Les chefs d’entreprise ont-ils plus que jamais besoin d’unité ? Quelle place le dialogue social doit-il jouer ?
Les récents événements ont démontré que l’union fait la force. Le MEDEF, la première organisation patronale de France représentant toutes les entreprises, de toutes tailles et de tous secteurs, est particulièrement attaché à faire vivre cette unité patronale, et je m’y emploie au quotidien. Tout comme nos 15 000 mandataires et militants patronaux qui œuvrent pour le paritarisme de gestion. Je crois profondément que dans notre société de plus en plus fracturée, les partenaires sociaux – organisations patronales comme syndicats de salariés – ont un rôle singulier à jouer en matière de cohésion, de dialogue, d’apaisement, mais aussi de réflexion sur l’avenir, par exemple sur le sujet essentiel d’une croissance responsable. Un dialogue social qui rappelons-le a permis récemment d’aboutir à plusieurs accords essentiels (ATMP et indemnités chômage) qui répondent à des attentes réelles des salariés comme des entreprises. De plus, la publication des décrets d’application de la loi Partage de la Valeur, reprenant un accord signé dès février 2023 par quatre des cinq organisations syndicales et les trois organisations patronales, envoie un signal d’espoir. Alors que le sujet du pouvoir d’achat est si prégnant dans le débat public, c’est une preuve que la démocratie sociale est à même de dégager des consensus pour faire avancer le pays sans le déchirer. C’est pourquoi nous continuerons à oeuvrer à sa vitalité, en occupant pleinement notre rôle de première organisation patronale et en participant de la fertilité du dialogue social.

La crise du Covid, en bouleversant le quotidien de millions d’actifs, a fait surgir des interrogations sur le sens du travail, sa valeur existentielle, sa place dans notre système de valeurs. Peut-on parler de crise du travail ?

**Consigne**:
Restituez intégralement l'extrait ci-dessus sur le dialogue social, sans en modifier un seul mot.

**Données fournies**:
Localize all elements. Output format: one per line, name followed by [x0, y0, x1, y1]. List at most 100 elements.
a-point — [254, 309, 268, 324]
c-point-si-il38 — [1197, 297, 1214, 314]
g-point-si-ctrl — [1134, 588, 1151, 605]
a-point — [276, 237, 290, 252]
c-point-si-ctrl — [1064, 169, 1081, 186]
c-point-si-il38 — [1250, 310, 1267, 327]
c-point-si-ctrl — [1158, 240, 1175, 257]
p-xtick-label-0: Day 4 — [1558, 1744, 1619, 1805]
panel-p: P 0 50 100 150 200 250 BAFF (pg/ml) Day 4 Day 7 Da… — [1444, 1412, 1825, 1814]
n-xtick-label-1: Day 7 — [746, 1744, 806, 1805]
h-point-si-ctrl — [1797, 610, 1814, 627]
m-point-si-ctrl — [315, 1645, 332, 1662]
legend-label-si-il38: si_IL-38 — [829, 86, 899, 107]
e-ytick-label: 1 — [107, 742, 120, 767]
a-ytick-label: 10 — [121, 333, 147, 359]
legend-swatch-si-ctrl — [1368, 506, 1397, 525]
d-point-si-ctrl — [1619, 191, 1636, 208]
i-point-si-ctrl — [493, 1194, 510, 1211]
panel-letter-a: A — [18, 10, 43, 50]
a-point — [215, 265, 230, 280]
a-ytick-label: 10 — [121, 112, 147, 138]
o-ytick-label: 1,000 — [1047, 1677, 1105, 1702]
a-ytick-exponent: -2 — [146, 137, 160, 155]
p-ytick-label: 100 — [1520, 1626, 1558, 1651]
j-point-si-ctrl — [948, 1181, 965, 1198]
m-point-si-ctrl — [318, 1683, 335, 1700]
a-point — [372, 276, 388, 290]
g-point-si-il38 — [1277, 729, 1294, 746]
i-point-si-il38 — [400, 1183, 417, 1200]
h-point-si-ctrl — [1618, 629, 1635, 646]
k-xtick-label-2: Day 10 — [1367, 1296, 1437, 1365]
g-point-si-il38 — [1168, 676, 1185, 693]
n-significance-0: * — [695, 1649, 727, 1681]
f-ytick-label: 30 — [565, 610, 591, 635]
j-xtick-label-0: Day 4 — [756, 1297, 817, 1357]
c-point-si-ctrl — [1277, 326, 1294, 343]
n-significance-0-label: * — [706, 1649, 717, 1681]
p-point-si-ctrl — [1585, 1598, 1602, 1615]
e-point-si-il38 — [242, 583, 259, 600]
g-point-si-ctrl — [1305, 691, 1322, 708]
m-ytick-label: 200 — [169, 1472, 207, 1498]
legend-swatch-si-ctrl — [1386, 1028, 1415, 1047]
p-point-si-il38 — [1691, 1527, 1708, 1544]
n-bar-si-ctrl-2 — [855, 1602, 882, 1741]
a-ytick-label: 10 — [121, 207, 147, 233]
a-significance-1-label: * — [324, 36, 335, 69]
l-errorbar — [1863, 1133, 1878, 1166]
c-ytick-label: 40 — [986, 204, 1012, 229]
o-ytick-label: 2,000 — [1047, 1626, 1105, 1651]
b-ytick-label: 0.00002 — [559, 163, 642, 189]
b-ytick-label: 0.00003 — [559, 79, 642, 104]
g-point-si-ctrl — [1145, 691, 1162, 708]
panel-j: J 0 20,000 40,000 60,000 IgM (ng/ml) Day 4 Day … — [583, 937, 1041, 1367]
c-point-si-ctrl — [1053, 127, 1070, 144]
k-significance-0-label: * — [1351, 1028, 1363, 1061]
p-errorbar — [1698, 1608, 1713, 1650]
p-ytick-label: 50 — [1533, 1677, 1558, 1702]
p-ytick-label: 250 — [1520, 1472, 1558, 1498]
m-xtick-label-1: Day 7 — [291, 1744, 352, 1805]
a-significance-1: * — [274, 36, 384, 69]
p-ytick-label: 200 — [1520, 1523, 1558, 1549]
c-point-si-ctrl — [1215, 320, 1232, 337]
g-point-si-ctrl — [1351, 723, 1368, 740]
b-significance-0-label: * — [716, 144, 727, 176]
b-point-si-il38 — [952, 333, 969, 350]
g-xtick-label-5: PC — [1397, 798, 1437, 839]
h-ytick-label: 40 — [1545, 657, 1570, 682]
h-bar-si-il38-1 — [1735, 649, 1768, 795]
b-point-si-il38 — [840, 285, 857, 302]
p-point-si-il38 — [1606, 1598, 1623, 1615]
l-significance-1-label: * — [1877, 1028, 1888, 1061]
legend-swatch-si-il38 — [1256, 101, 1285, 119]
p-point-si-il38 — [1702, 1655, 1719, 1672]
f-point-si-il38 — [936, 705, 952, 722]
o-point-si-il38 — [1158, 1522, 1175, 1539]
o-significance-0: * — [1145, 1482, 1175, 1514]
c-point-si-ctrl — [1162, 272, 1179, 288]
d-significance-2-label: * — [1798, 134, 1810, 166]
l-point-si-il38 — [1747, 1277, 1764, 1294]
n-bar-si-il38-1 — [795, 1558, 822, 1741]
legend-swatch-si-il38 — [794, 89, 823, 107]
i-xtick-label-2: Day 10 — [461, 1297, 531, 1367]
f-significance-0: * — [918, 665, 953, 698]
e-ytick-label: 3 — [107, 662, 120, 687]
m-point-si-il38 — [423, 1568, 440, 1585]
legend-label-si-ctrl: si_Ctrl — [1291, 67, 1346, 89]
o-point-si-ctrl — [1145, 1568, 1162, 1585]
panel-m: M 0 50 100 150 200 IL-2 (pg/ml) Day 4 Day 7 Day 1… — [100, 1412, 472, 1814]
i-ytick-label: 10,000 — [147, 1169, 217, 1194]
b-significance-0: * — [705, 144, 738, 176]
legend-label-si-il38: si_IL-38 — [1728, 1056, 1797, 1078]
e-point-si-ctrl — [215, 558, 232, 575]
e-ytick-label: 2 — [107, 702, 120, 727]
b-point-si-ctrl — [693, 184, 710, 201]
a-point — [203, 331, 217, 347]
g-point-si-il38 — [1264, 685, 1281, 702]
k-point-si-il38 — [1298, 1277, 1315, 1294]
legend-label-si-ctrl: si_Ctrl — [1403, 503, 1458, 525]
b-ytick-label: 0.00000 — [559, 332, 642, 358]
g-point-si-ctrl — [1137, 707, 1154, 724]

**Résultat**:
Les chefs d’entreprise ont-ils plus que jamais besoin d’unité ? Quelle place le dialogue social doit-il jouer ?
Les récents événements ont démontré que l’union fait la force. Le MEDEF, la première organisation patronale de France représentant toutes les entreprises, de toutes tailles et de tous secteurs, est particulièrement attaché à faire vivre cette unité patronale, et je m’y emploie au quotidien. Tout comme nos 15 000 mandataires et militants patronaux qui œuvrent pour le paritarisme de gestion. Je crois profondément que dans notre société de plus en plus fracturée, les partenaires sociaux – organisations patronales comme syndicats de salariés – ont un rôle singulier à jouer en matière de cohésion, de dialogue, d’apaisement, mais aussi de réflexion sur l’avenir, par exemple sur le sujet essentiel d’une croissance responsable. Un dialogue social qui rappelons-le a permis récemment d’aboutir à plusieurs accords essentiels (ATMP et indemnités chômage) qui répondent à des attentes réelles des salariés comme des entreprises. De plus, la publication des décrets d’application de la loi Partage de la Valeur, reprenant un accord signé dès février 2023 par quatre des cinq organisations syndicales et les trois organisations patronales, envoie un signal d’espoir. Alors que le sujet du pouvoir d’achat est si prégnant dans le débat public, c’est une preuve que la démocratie sociale est à même de dégager des consensus pour faire avancer le pays sans le déchirer. C’est pourquoi nous continuerons à oeuvrer à sa vitalité, en occupant pleinement notre rôle de première organisation patronale et en participant de la fertilité du dialogue social.

La crise du Covid, en bouleversant le quotidien de millions d’actifs, a fait surgir des interrogations sur le sens du travail, sa valeur existentielle, sa place dans notre système de valeurs. Peut-on parler de crise du travail ?